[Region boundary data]
▬▬▬▬▬▬▬▬▬▬

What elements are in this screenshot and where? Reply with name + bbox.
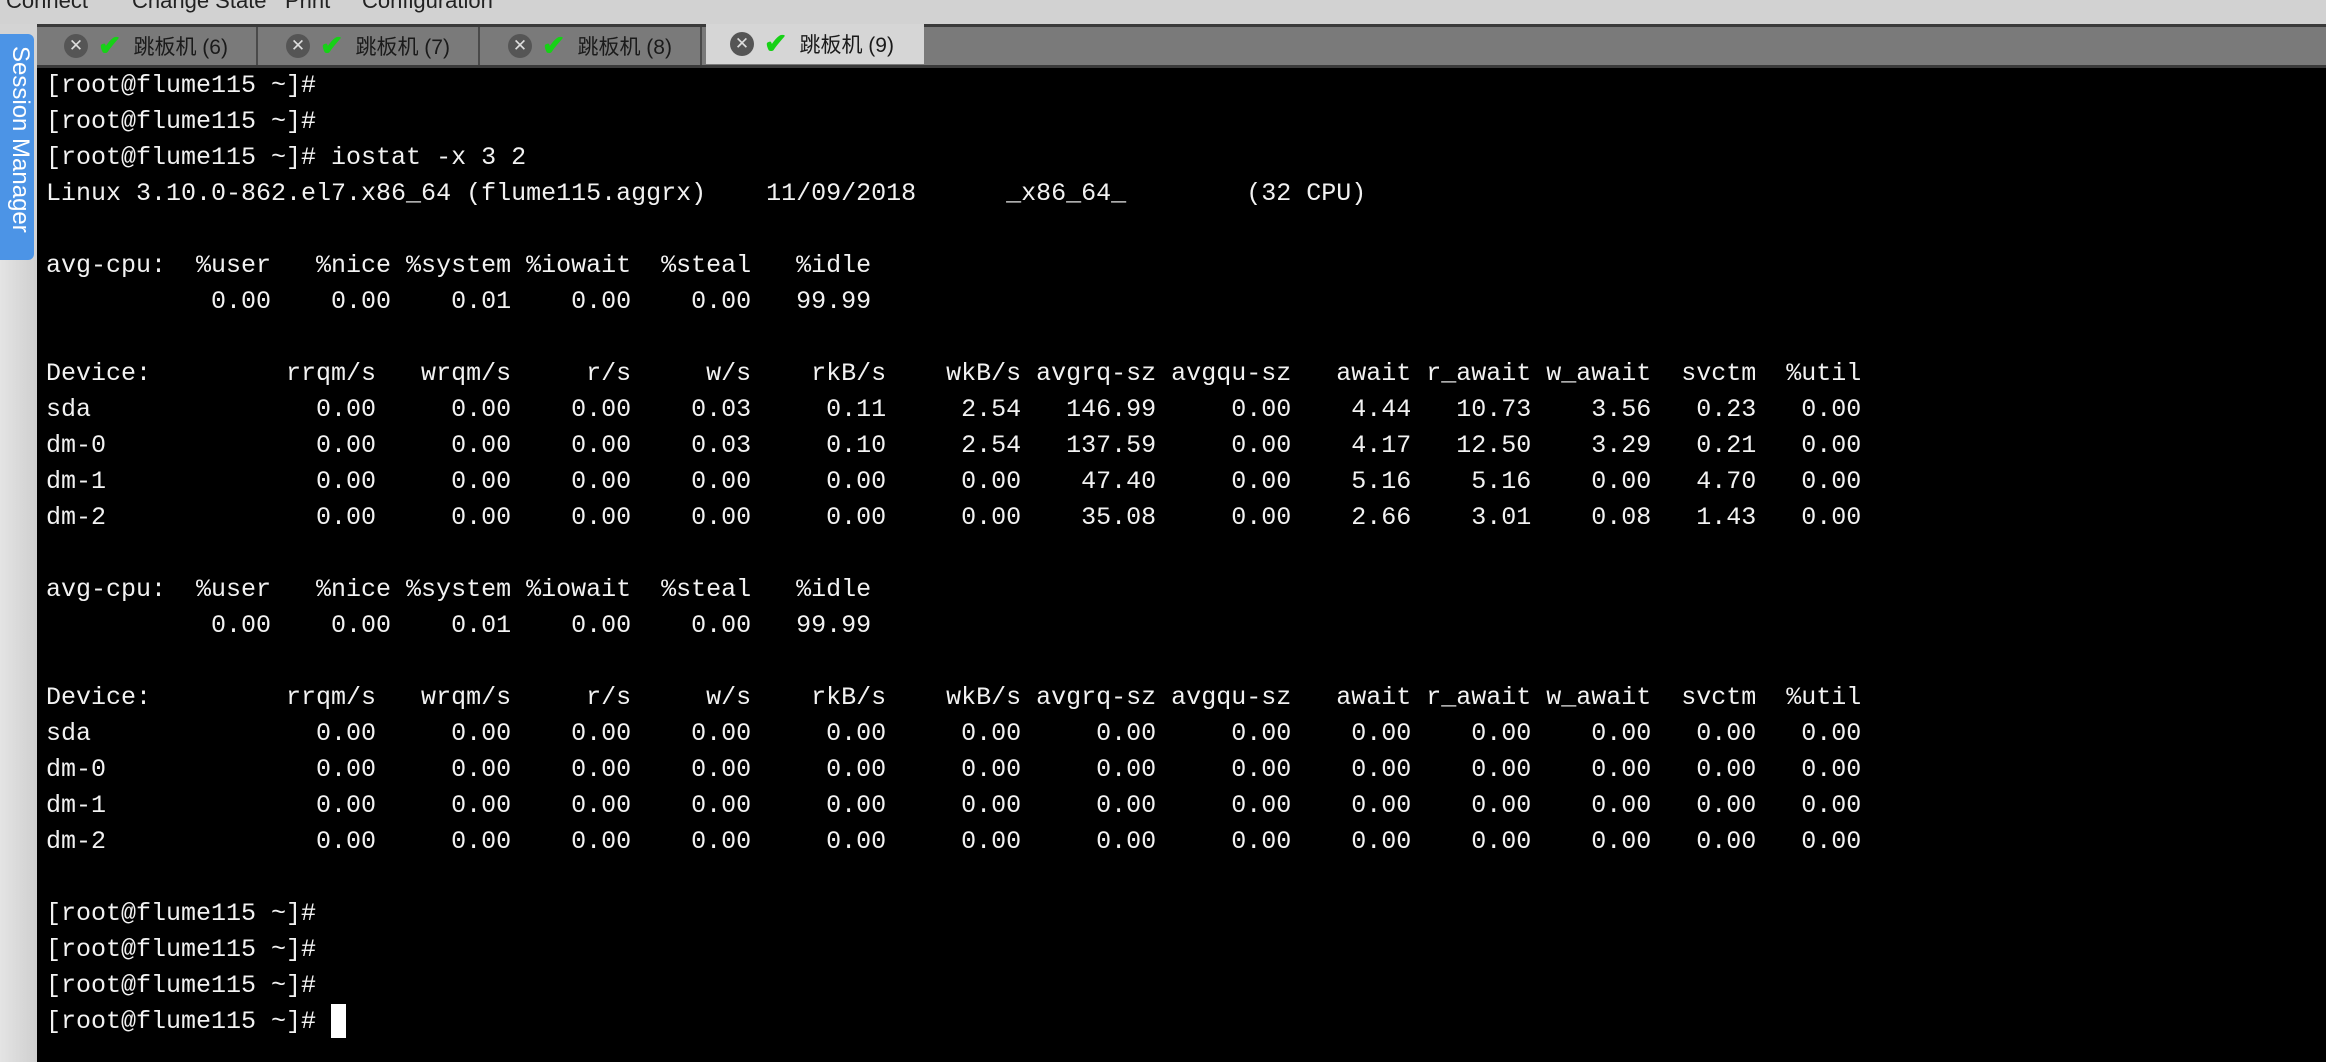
terminal-line-text: dm-2 0.00 0.00 0.00 0.00 0.00 0.00 35.08… <box>46 503 1862 532</box>
close-tab-icon[interactable]: ✕ <box>508 34 532 58</box>
tab-session-8[interactable]: ✕ ✔ 跳板机 (8) <box>484 27 702 65</box>
terminal-line: Device: rrqm/s wrqm/s r/s w/s rkB/s wkB/… <box>46 680 1861 716</box>
terminal-line-text: dm-1 0.00 0.00 0.00 0.00 0.00 0.00 0.00 … <box>46 791 1862 820</box>
terminal-line-text: [root@flume115 ~]# <box>46 1007 317 1036</box>
terminal-line-text: dm-0 0.00 0.00 0.00 0.03 0.10 2.54 137.5… <box>46 431 1862 460</box>
tab-session-7[interactable]: ✕ ✔ 跳板机 (7) <box>262 27 480 65</box>
terminal-line-text: [root@flume115 ~]# <box>46 935 317 964</box>
connected-check-icon: ✔ <box>320 30 344 61</box>
tab-label: 跳板机 (6) <box>133 36 228 59</box>
terminal-line-text: 0.00 0.00 0.01 0.00 0.00 99.99 <box>46 287 872 316</box>
terminal-line-text: [root@flume115 ~]# iostat -x 3 2 <box>46 143 527 172</box>
terminal-line: sda 0.00 0.00 0.00 0.00 0.00 0.00 0.00 0… <box>46 716 1861 752</box>
session-manager-label: Session Manager <box>7 46 34 233</box>
close-tab-icon[interactable]: ✕ <box>286 34 310 58</box>
terminal-line-text: Linux 3.10.0-862.el7.x86_64 (flume115.ag… <box>46 179 1367 208</box>
terminal-line: Device: rrqm/s wrqm/s r/s w/s rkB/s wkB/… <box>46 356 1861 392</box>
connected-check-icon: ✔ <box>542 30 566 61</box>
connected-check-icon: ✔ <box>98 30 122 61</box>
terminal-line-text: dm-1 0.00 0.00 0.00 0.00 0.00 0.00 47.40… <box>46 467 1862 496</box>
terminal-line-text: sda 0.00 0.00 0.00 0.00 0.00 0.00 0.00 0… <box>46 719 1862 748</box>
terminal-output: [root@flume115 ~]# [root@flume115 ~]# [roo… <box>46 68 1861 1040</box>
terminal-line: avg-cpu: %user %nice %system %iowait %st… <box>46 572 1861 608</box>
terminal-line-text: Device: rrqm/s wrqm/s r/s w/s rkB/s wkB/… <box>46 359 1862 388</box>
terminal-line-text: [root@flume115 ~]# <box>46 971 317 1000</box>
connected-check-icon: ✔ <box>764 28 788 59</box>
left-sidebar-strip <box>0 260 37 1062</box>
terminal-line-text: 0.00 0.00 0.01 0.00 0.00 99.99 <box>46 611 872 640</box>
tab-label: 跳板机 (7) <box>355 36 450 59</box>
terminal-line: sda 0.00 0.00 0.00 0.03 0.11 2.54 146.99… <box>46 392 1861 428</box>
terminal-line-text: [root@flume115 ~]# <box>46 899 317 928</box>
terminal-line: dm-0 0.00 0.00 0.00 0.03 0.10 2.54 137.5… <box>46 428 1861 464</box>
terminal-line: 0.00 0.00 0.01 0.00 0.00 99.99 <box>46 608 1861 644</box>
terminal-line: [root@flume115 ~]# <box>46 932 1861 968</box>
tab-session-9-active[interactable]: ✕ ✔ 跳板机 (9) <box>706 24 924 64</box>
menu-print[interactable]: Print <box>285 0 330 14</box>
terminal-line: dm-1 0.00 0.00 0.00 0.00 0.00 0.00 0.00 … <box>46 788 1861 824</box>
tab-session-6[interactable]: ✕ ✔ 跳板机 (6) <box>40 27 258 65</box>
terminal-line: [root@flume115 ~]# <box>46 104 1861 140</box>
terminal-line: [root@flume115 ~]# <box>46 68 1861 104</box>
terminal-line: [root@flume115 ~]# <box>46 968 1861 1004</box>
terminal-line-text: dm-0 0.00 0.00 0.00 0.00 0.00 0.00 0.00 … <box>46 755 1862 784</box>
terminal-line: dm-0 0.00 0.00 0.00 0.00 0.00 0.00 0.00 … <box>46 752 1861 788</box>
terminal-line: [root@flume115 ~]# <box>46 1004 1861 1040</box>
terminal-line-text: dm-2 0.00 0.00 0.00 0.00 0.00 0.00 0.00 … <box>46 827 1862 856</box>
terminal-line: Linux 3.10.0-862.el7.x86_64 (flume115.ag… <box>46 176 1861 212</box>
terminal-line-text: [root@flume115 ~]# <box>46 71 317 100</box>
tab-label: 跳板机 (9) <box>799 34 894 57</box>
menu-change-state[interactable]: Change State <box>132 0 267 14</box>
terminal-line: dm-1 0.00 0.00 0.00 0.00 0.00 0.00 47.40… <box>46 464 1861 500</box>
terminal[interactable]: [root@flume115 ~]# [root@flume115 ~]# [roo… <box>37 68 2326 1062</box>
terminal-line-text: [root@flume115 ~]# <box>46 107 317 136</box>
close-tab-icon[interactable]: ✕ <box>64 34 88 58</box>
terminal-line: [root@flume115 ~]# <box>46 896 1861 932</box>
terminal-line: dm-2 0.00 0.00 0.00 0.00 0.00 0.00 35.08… <box>46 500 1861 536</box>
menu-connect[interactable]: Connect <box>6 0 88 14</box>
terminal-line: [root@flume115 ~]# iostat -x 3 2 <box>46 140 1861 176</box>
terminal-line-text: avg-cpu: %user %nice %system %iowait %st… <box>46 575 872 604</box>
tab-bar: ✕ ✔ 跳板机 (6) ✕ ✔ 跳板机 (7) ✕ ✔ 跳板机 (8) ✕ ✔ … <box>37 24 2326 68</box>
terminal-cursor <box>331 1004 347 1039</box>
menu-bar: Connect Change State Print Configuration <box>0 0 2326 24</box>
close-tab-icon[interactable]: ✕ <box>730 32 754 56</box>
session-manager-tab[interactable]: Session Manager <box>0 34 34 260</box>
terminal-line: 0.00 0.00 0.01 0.00 0.00 99.99 <box>46 284 1861 320</box>
terminal-line-text: Device: rrqm/s wrqm/s r/s w/s rkB/s wkB/… <box>46 683 1862 712</box>
terminal-line-text: avg-cpu: %user %nice %system %iowait %st… <box>46 251 872 280</box>
terminal-line: avg-cpu: %user %nice %system %iowait %st… <box>46 248 1861 284</box>
menu-configuration[interactable]: Configuration <box>362 0 493 14</box>
terminal-line: dm-2 0.00 0.00 0.00 0.00 0.00 0.00 0.00 … <box>46 824 1861 860</box>
terminal-line-text: sda 0.00 0.00 0.00 0.03 0.11 2.54 146.99… <box>46 395 1862 424</box>
tab-label: 跳板机 (8) <box>577 36 672 59</box>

▬▬▬▬▬▬▬▬▬▬

- _What is required_:
Copy out the rows from the one containing "terminal-line-text: dm-2 0.00 0.00 0.00 0.00 0.00 0.00 35.08…" through the one containing "terminal-line-text: [root@flume115 ~]# iostat", both included, character for character.

- _Exercise result_:
terminal-line-text: dm-2 0.00 0.00 0.00 0.00 0.00 0.00 35.08… <box>46 503 1862 532</box>
close-tab-icon[interactable]: ✕ <box>508 34 532 58</box>
tab-session-8[interactable]: ✕ ✔ 跳板机 (8) <box>484 27 702 65</box>
terminal-line: Device: rrqm/s wrqm/s r/s w/s rkB/s wkB/… <box>46 680 1861 716</box>
terminal-line-text: dm-1 0.00 0.00 0.00 0.00 0.00 0.00 0.00 … <box>46 791 1862 820</box>
terminal-line-text: [root@flume115 ~]# <box>46 1007 317 1036</box>
terminal-line-text: dm-0 0.00 0.00 0.00 0.03 0.10 2.54 137.5… <box>46 431 1862 460</box>
tab-session-7[interactable]: ✕ ✔ 跳板机 (7) <box>262 27 480 65</box>
terminal-line-text: [root@flume115 ~]# <box>46 935 317 964</box>
connected-check-icon: ✔ <box>320 30 344 61</box>
tab-label: 跳板机 (6) <box>133 36 228 59</box>
terminal-line-text: 0.00 0.00 0.01 0.00 0.00 99.99 <box>46 287 872 316</box>
terminal-line-text: [root@flume115 ~]# iostat -x 3 2 <box>46 143 527 172</box>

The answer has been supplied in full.